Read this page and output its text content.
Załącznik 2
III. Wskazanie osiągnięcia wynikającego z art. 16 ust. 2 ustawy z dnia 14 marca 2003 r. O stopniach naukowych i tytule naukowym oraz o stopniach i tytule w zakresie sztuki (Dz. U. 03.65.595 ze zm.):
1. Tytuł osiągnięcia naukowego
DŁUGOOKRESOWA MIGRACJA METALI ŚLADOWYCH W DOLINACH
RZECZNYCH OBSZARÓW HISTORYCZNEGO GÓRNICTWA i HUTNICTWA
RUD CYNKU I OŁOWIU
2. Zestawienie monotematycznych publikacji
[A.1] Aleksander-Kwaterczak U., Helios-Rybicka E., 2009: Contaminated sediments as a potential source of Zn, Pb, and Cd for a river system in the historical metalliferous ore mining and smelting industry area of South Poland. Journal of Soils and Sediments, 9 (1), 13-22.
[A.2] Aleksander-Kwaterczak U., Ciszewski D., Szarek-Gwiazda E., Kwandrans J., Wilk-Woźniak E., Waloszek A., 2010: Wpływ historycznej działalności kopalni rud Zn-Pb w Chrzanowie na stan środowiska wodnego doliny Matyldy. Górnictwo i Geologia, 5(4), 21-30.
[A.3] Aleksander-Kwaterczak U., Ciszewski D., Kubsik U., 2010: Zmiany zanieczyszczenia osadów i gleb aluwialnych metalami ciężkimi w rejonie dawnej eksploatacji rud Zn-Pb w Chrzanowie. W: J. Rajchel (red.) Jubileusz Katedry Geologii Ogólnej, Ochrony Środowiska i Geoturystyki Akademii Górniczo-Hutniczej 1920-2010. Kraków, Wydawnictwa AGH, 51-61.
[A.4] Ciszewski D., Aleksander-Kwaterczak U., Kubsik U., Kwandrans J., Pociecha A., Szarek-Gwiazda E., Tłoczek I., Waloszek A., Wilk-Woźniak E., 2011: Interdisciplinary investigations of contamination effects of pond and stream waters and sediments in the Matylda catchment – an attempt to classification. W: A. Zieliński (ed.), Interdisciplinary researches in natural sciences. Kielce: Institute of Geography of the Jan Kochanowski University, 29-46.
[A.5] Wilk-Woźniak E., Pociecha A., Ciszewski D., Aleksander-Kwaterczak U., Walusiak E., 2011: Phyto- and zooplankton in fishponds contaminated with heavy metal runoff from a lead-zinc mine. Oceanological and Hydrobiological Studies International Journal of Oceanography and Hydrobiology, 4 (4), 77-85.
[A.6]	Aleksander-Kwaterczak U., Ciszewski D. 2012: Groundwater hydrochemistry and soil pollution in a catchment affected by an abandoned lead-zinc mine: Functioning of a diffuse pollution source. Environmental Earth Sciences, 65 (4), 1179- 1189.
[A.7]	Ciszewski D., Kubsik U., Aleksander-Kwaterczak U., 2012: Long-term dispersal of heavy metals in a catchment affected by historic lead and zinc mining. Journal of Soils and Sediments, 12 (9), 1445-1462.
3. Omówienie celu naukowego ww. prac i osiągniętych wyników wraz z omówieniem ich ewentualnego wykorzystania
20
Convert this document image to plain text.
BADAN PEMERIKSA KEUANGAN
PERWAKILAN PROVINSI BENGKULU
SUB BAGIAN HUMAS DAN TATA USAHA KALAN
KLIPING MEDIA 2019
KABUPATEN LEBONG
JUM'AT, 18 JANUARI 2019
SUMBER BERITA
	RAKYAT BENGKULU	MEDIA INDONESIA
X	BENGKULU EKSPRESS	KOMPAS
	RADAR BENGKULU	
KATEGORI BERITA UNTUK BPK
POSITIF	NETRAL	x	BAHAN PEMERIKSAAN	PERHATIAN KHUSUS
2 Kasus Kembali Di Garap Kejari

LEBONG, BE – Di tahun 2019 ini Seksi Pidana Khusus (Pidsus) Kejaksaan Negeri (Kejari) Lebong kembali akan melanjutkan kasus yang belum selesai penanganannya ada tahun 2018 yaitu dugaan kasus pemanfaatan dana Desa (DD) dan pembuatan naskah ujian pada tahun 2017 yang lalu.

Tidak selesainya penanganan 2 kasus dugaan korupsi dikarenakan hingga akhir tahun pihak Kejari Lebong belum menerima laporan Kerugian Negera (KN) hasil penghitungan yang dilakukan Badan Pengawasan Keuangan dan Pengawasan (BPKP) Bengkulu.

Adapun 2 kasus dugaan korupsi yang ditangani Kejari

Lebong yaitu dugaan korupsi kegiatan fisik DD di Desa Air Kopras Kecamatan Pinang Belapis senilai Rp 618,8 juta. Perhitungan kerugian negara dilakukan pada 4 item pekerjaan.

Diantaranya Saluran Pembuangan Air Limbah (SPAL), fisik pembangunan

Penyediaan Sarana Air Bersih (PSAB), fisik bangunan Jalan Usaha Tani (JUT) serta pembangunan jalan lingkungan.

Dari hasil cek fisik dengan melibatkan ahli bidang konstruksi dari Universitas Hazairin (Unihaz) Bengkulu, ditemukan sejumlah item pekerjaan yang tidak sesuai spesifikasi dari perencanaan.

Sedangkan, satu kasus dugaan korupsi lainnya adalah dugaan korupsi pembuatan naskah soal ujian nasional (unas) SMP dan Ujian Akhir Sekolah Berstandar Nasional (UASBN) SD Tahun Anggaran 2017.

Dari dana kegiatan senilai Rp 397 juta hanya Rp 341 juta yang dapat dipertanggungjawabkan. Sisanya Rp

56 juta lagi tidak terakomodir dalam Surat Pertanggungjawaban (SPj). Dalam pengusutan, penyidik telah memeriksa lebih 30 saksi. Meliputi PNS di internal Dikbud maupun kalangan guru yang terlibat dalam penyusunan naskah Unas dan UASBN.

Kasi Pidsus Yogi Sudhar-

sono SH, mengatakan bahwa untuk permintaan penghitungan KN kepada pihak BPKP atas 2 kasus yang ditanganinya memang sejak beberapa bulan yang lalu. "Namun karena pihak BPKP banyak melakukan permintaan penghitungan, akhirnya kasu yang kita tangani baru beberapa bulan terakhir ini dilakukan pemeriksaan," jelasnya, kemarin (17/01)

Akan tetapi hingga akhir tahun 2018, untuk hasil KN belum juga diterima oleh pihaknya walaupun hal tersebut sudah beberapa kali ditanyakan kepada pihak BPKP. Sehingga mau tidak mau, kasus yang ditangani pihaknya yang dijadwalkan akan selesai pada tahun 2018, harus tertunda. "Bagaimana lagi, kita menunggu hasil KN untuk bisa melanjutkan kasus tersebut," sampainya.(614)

Direction – Return the entries in full, keeping every line exactly as it is.

The output –
Read this page and output its text content.
Załącznik 2
III. Wskazanie osiągnięcia wynikającego z art. 16 ust. 2 ustawy z dnia 14 marca 2003 r. O stopniach naukowych i tytule naukowym oraz o stopniach i tytule w zakresie sztuki (Dz. U. 03.65.595 ze zm.):
1. Tytuł osiągnięcia naukowego
DŁUGOOKRESOWA MIGRACJA METALI ŚLADOWYCH W DOLINACH
RZECZNYCH OBSZARÓW HISTORYCZNEGO GÓRNICTWA i HUTNICTWA
RUD CYNKU I OŁOWIU
2. Zestawienie monotematycznych publikacji
[A.1] Aleksander-Kwaterczak U., Helios-Rybicka E., 2009: Contaminated sediments as a potential source of Zn, Pb, and Cd for a river system in the historical metalliferous ore mining and smelting industry area of South Poland. Journal of Soils and Sediments, 9 (1), 13-22.
[A.2] Aleksander-Kwaterczak U., Ciszewski D., Szarek-Gwiazda E., Kwandrans J., Wilk-Woźniak E., Waloszek A., 2010: Wpływ historycznej działalności kopalni rud Zn-Pb w Chrzanowie na stan środowiska wodnego doliny Matyldy. Górnictwo i Geologia, 5(4), 21-30.
[A.3] Aleksander-Kwaterczak U., Ciszewski D., Kubsik U., 2010: Zmiany zanieczyszczenia osadów i gleb aluwialnych metalami ciężkimi w rejonie dawnej eksploatacji rud Zn-Pb w Chrzanowie. W: J. Rajchel (red.) Jubileusz Katedry Geologii Ogólnej, Ochrony Środowiska i Geoturystyki Akademii Górniczo-Hutniczej 1920-2010. Kraków, Wydawnictwa AGH, 51-61.
[A.4] Ciszewski D., Aleksander-Kwaterczak U., Kubsik U., Kwandrans J., Pociecha A., Szarek-Gwiazda E., Tłoczek I., Waloszek A., Wilk-Woźniak E., 2011: Interdisciplinary investigations of contamination effects of pond and stream waters and sediments in the Matylda catchment – an attempt to classification. W: A. Zieliński (ed.), Interdisciplinary researches in natural sciences. Kielce: Institute of Geography of the Jan Kochanowski University, 29-46.
[A.5] Wilk-Woźniak E., Pociecha A., Ciszewski D., Aleksander-Kwaterczak U., Walusiak E., 2011: Phyto- and zooplankton in fishponds contaminated with heavy metal runoff from a lead-zinc mine. Oceanological and Hydrobiological Studies International Journal of Oceanography and Hydrobiology, 4 (4), 77-85.
[A.6]	Aleksander-Kwaterczak U., Ciszewski D. 2012: Groundwater hydrochemistry and soil pollution in a catchment affected by an abandoned lead-zinc mine: Functioning of a diffuse pollution source. Environmental Earth Sciences, 65 (4), 1179- 1189.
[A.7]	Ciszewski D., Kubsik U., Aleksander-Kwaterczak U., 2012: Long-term dispersal of heavy metals in a catchment affected by historic lead and zinc mining. Journal of Soils and Sediments, 12 (9), 1445-1462.
3. Omówienie celu naukowego ww. prac i osiągniętych wyników wraz z omówieniem ich ewentualnego wykorzystania
20
Convert this document image to plain text.
BADAN PEMERIKSA KEUANGAN
PERWAKILAN PROVINSI BENGKULU
SUB BAGIAN HUMAS DAN TATA USAHA KALAN
KLIPING MEDIA 2019
KABUPATEN LEBONG
JUM'AT, 18 JANUARI 2019
SUMBER BERITA
	RAKYAT BENGKULU	MEDIA INDONESIA
X	BENGKULU EKSPRESS	KOMPAS
	RADAR BENGKULU	
KATEGORI BERITA UNTUK BPK
POSITIF	NETRAL	x	BAHAN PEMERIKSAAN	PERHATIAN KHUSUS
2 Kasus Kembali Di Garap Kejari

LEBONG, BE – Di tahun 2019 ini Seksi Pidana Khusus (Pidsus) Kejaksaan Negeri (Kejari) Lebong kembali akan melanjutkan kasus yang belum selesai penanganannya ada tahun 2018 yaitu dugaan kasus pemanfaatan dana Desa (DD) dan pembuatan naskah ujian pada tahun 2017 yang lalu.

Tidak selesainya penanganan 2 kasus dugaan korupsi dikarenakan hingga akhir tahun pihak Kejari Lebong belum menerima laporan Kerugian Negera (KN) hasil penghitungan yang dilakukan Badan Pengawasan Keuangan dan Pengawasan (BPKP) Bengkulu.

Adapun 2 kasus dugaan korupsi yang ditangani Kejari

Lebong yaitu dugaan korupsi kegiatan fisik DD di Desa Air Kopras Kecamatan Pinang Belapis senilai Rp 618,8 juta. Perhitungan kerugian negara dilakukan pada 4 item pekerjaan.

Diantaranya Saluran Pembuangan Air Limbah (SPAL), fisik pembangunan

Penyediaan Sarana Air Bersih (PSAB), fisik bangunan Jalan Usaha Tani (JUT) serta pembangunan jalan lingkungan.

Dari hasil cek fisik dengan melibatkan ahli bidang konstruksi dari Universitas Hazairin (Unihaz) Bengkulu, ditemukan sejumlah item pekerjaan yang tidak sesuai spesifikasi dari perencanaan.

Sedangkan, satu kasus dugaan korupsi lainnya adalah dugaan korupsi pembuatan naskah soal ujian nasional (unas) SMP dan Ujian Akhir Sekolah Berstandar Nasional (UASBN) SD Tahun Anggaran 2017.

Dari dana kegiatan senilai Rp 397 juta hanya Rp 341 juta yang dapat dipertanggungjawabkan. Sisanya Rp

56 juta lagi tidak terakomodir dalam Surat Pertanggungjawaban (SPj). Dalam pengusutan, penyidik telah memeriksa lebih 30 saksi. Meliputi PNS di internal Dikbud maupun kalangan guru yang terlibat dalam penyusunan naskah Unas dan UASBN.

Kasi Pidsus Yogi Sudhar-

sono SH, mengatakan bahwa untuk permintaan penghitungan KN kepada pihak BPKP atas 2 kasus yang ditanganinya memang sejak beberapa bulan yang lalu. "Namun karena pihak BPKP banyak melakukan permintaan penghitungan, akhirnya kasu yang kita tangani baru beberapa bulan terakhir ini dilakukan pemeriksaan," jelasnya, kemarin (17/01)

Akan tetapi hingga akhir tahun 2018, untuk hasil KN belum juga diterima oleh pihaknya walaupun hal tersebut sudah beberapa kali ditanyakan kepada pihak BPKP. Sehingga mau tidak mau, kasus yang ditangani pihaknya yang dijadwalkan akan selesai pada tahun 2018, harus tertunda. "Bagaimana lagi, kita menunggu hasil KN untuk bisa melanjutkan kasus tersebut," sampainya.(614)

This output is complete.